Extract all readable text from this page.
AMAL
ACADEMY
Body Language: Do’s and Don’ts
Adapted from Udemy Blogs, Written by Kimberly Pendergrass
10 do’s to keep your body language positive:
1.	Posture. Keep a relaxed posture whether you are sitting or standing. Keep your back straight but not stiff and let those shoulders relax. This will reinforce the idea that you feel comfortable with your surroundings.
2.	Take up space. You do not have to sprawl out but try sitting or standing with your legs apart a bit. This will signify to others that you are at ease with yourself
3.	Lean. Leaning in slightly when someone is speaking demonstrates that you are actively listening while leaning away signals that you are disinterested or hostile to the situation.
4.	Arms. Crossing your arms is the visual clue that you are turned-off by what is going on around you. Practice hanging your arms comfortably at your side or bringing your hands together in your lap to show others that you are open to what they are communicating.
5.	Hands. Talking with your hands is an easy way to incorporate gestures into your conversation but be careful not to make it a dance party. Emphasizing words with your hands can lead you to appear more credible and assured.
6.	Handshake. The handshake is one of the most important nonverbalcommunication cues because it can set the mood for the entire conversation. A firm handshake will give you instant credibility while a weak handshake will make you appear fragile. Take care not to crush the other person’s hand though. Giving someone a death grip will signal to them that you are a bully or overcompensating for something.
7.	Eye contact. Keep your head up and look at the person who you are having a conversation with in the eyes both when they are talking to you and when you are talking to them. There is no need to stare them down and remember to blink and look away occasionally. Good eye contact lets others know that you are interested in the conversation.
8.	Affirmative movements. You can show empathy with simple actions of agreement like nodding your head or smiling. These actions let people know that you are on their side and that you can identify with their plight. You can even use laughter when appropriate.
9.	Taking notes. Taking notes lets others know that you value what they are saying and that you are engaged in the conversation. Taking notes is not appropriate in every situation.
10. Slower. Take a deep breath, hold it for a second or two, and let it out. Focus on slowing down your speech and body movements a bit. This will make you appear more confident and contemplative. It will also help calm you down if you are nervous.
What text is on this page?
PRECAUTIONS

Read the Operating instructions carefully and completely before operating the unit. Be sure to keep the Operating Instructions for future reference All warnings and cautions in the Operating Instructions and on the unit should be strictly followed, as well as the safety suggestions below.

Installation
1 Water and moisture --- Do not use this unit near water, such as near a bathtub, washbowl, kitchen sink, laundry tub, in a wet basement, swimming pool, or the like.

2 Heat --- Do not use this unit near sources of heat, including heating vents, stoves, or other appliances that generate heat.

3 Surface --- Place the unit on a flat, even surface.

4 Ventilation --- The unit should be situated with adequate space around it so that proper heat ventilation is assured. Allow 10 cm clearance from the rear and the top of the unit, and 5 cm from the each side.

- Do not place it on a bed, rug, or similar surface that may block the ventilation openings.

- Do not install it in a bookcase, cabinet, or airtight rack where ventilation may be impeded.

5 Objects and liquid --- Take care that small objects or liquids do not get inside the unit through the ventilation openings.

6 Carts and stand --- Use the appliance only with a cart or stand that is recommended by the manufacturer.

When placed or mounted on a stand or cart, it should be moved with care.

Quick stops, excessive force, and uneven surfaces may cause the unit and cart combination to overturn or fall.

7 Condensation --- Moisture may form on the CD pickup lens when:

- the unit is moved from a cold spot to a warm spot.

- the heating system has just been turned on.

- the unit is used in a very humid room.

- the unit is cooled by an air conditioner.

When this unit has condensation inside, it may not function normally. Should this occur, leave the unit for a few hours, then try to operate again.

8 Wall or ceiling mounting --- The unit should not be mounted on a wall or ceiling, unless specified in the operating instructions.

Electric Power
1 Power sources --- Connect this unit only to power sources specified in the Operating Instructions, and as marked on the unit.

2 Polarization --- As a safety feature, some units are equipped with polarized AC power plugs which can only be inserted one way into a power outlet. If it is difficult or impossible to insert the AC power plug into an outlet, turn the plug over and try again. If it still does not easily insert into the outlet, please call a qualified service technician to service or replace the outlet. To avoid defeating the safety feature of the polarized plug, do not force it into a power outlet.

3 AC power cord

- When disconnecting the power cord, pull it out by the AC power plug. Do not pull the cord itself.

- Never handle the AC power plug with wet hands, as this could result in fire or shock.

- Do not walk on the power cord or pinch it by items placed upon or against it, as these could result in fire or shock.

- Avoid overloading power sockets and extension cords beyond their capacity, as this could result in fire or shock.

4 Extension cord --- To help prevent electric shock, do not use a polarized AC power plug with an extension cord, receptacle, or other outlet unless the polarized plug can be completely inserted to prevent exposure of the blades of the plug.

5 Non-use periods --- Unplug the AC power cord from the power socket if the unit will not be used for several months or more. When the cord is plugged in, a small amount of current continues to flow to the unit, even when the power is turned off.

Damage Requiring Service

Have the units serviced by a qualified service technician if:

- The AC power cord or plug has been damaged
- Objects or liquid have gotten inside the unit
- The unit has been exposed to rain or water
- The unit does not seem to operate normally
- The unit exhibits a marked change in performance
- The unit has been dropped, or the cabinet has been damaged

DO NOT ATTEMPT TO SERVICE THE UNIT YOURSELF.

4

════════════════════

» TASK DIRECTIONS
Where a line above contains the string "placed", copy that line.

» RESULT
When placed or mounted on a stand or cart, it should be moved with care.
- Do not walk on the power cord or pinch it by items placed upon or against it, as these could result in fire or shock.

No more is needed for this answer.